[Entries from a dataset]
───

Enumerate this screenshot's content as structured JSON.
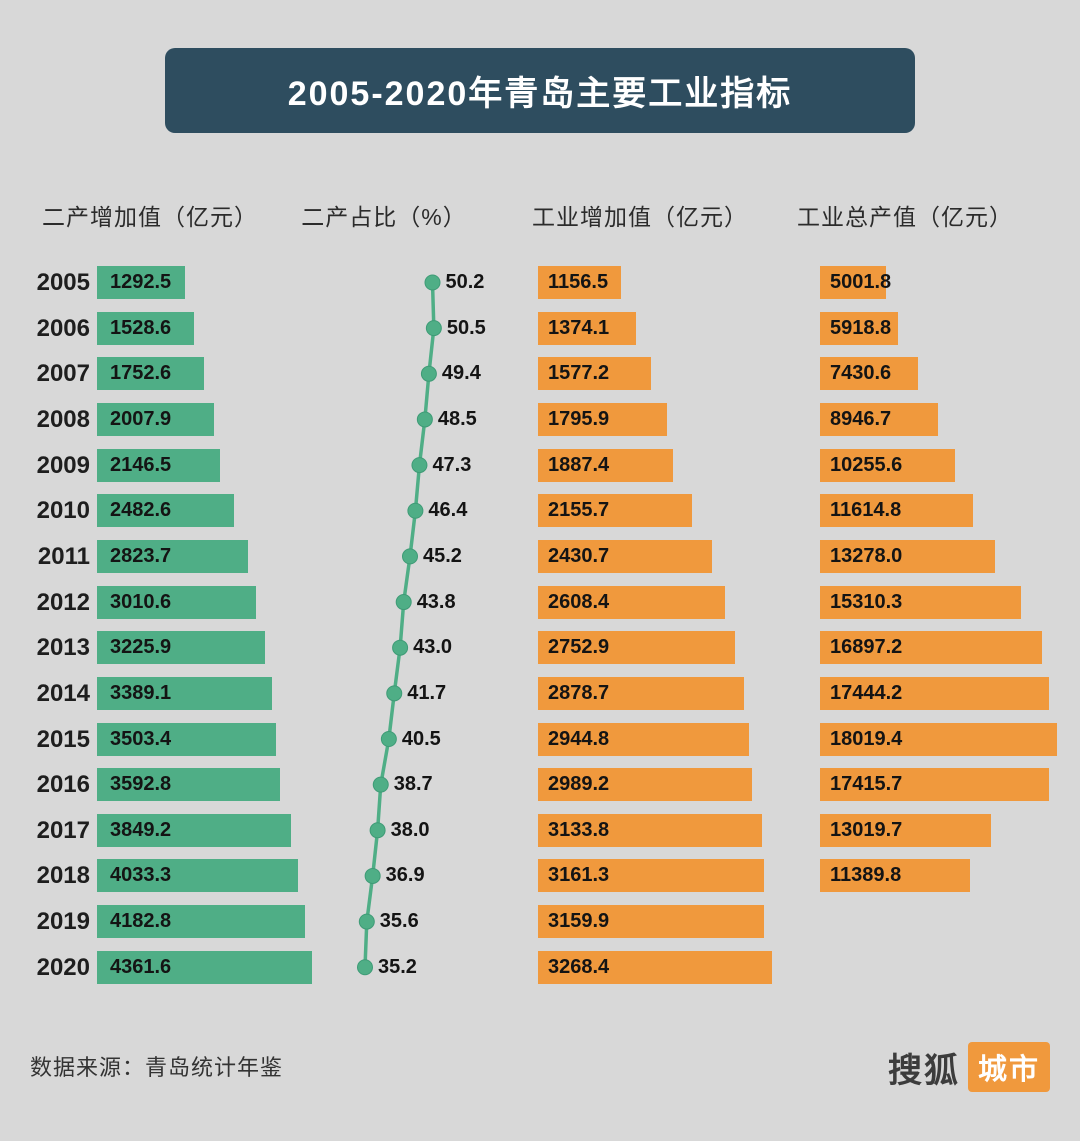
{
  "title": "2005-2020年青岛主要工业指标",
  "footer": {
    "source": "数据来源：青岛统计年鉴"
  },
  "logo": {
    "sohu": "搜狐",
    "city": "城市"
  },
  "colors": {
    "background": "#D8D8D8",
    "title_bg": "#2E4D5F",
    "green": "#4FAE86",
    "orange": "#F0993D",
    "text_dark": "#141414"
  },
  "chart_data": {
    "type": "bar",
    "orientation": "horizontal",
    "title": "2005-2020年青岛主要工业指标",
    "value_labels": true,
    "grid": false,
    "legend_position": "column-headers",
    "categories": [
      2005,
      2006,
      2007,
      2008,
      2009,
      2010,
      2011,
      2012,
      2013,
      2014,
      2015,
      2016,
      2017,
      2018,
      2019,
      2020
    ],
    "series": [
      {
        "name": "二产增加值（亿元）",
        "type": "bar",
        "color": "#4FAE86",
        "values": [
          "1292.5",
          "1528.6",
          "1752.6",
          "2007.9",
          "2146.5",
          "2482.6",
          "2823.7",
          "3010.6",
          "3225.9",
          "3389.1",
          "3503.4",
          "3592.8",
          "3849.2",
          "4033.3",
          "4182.8",
          "4361.6"
        ]
      },
      {
        "name": "二产占比（%）",
        "type": "line",
        "color": "#4FAE86",
        "values": [
          "50.2",
          "50.5",
          "49.4",
          "48.5",
          "47.3",
          "46.4",
          "45.2",
          "43.8",
          "43.0",
          "41.7",
          "40.5",
          "38.7",
          "38.0",
          "36.9",
          "35.6",
          "35.2"
        ]
      },
      {
        "name": "工业增加值（亿元）",
        "type": "bar",
        "color": "#F0993D",
        "values": [
          "1156.5",
          "1374.1",
          "1577.2",
          "1795.9",
          "1887.4",
          "2155.7",
          "2430.7",
          "2608.4",
          "2752.9",
          "2878.7",
          "2944.8",
          "2989.2",
          "3133.8",
          "3161.3",
          "3159.9",
          "3268.4"
        ]
      },
      {
        "name": "工业总产值（亿元）",
        "type": "bar",
        "color": "#F0993D",
        "values": [
          "5001.8",
          "5918.8",
          "7430.6",
          "8946.7",
          "10255.6",
          "11614.8",
          "13278.0",
          "15310.3",
          "16897.2",
          "17444.2",
          "18019.4",
          "17415.7",
          "13019.7",
          "11389.8",
          null,
          null
        ]
      }
    ]
  }
}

───

Omit the pictures and restate the rest of the records verbatim.

_TASK OUTPUT_
Enumerate this screenshot's content as structured JSON.
{
  "title": "2005-2020年青岛主要工业指标",
  "footer": {
    "source": "数据来源：青岛统计年鉴"
  },
  "logo": {
    "sohu": "搜狐",
    "city": "城市"
  },
  "colors": {
    "background": "#D8D8D8",
    "title_bg": "#2E4D5F",
    "green": "#4FAE86",
    "orange": "#F0993D",
    "text_dark": "#141414"
  },
  "chart_data": {
    "type": "bar",
    "orientation": "horizontal",
    "title": "2005-2020年青岛主要工业指标",
    "value_labels": true,
    "grid": false,
    "legend_position": "column-headers",
    "categories": [
      2005,
      2006,
      2007,
      2008,
      2009,
      2010,
      2011,
      2012,
      2013,
      2014,
      2015,
      2016,
      2017,
      2018,
      2019,
      2020
    ],
    "series": [
      {
        "name": "二产增加值（亿元）",
        "type": "bar",
        "color": "#4FAE86",
        "values": [
          "1292.5",
          "1528.6",
          "1752.6",
          "2007.9",
          "2146.5",
          "2482.6",
          "2823.7",
          "3010.6",
          "3225.9",
          "3389.1",
          "3503.4",
          "3592.8",
          "3849.2",
          "4033.3",
          "4182.8",
          "4361.6"
        ]
      },
      {
        "name": "二产占比（%）",
        "type": "line",
        "color": "#4FAE86",
        "values": [
          "50.2",
          "50.5",
          "49.4",
          "48.5",
          "47.3",
          "46.4",
          "45.2",
          "43.8",
          "43.0",
          "41.7",
          "40.5",
          "38.7",
          "38.0",
          "36.9",
          "35.6",
          "35.2"
        ]
      },
      {
        "name": "工业增加值（亿元）",
        "type": "bar",
        "color": "#F0993D",
        "values": [
          "1156.5",
          "1374.1",
          "1577.2",
          "1795.9",
          "1887.4",
          "2155.7",
          "2430.7",
          "2608.4",
          "2752.9",
          "2878.7",
          "2944.8",
          "2989.2",
          "3133.8",
          "3161.3",
          "3159.9",
          "3268.4"
        ]
      },
      {
        "name": "工业总产值（亿元）",
        "type": "bar",
        "color": "#F0993D",
        "values": [
          "5001.8",
          "5918.8",
          "7430.6",
          "8946.7",
          "10255.6",
          "11614.8",
          "13278.0",
          "15310.3",
          "16897.2",
          "17444.2",
          "18019.4",
          "17415.7",
          "13019.7",
          "11389.8",
          null,
          null
        ]
      }
    ]
  }
}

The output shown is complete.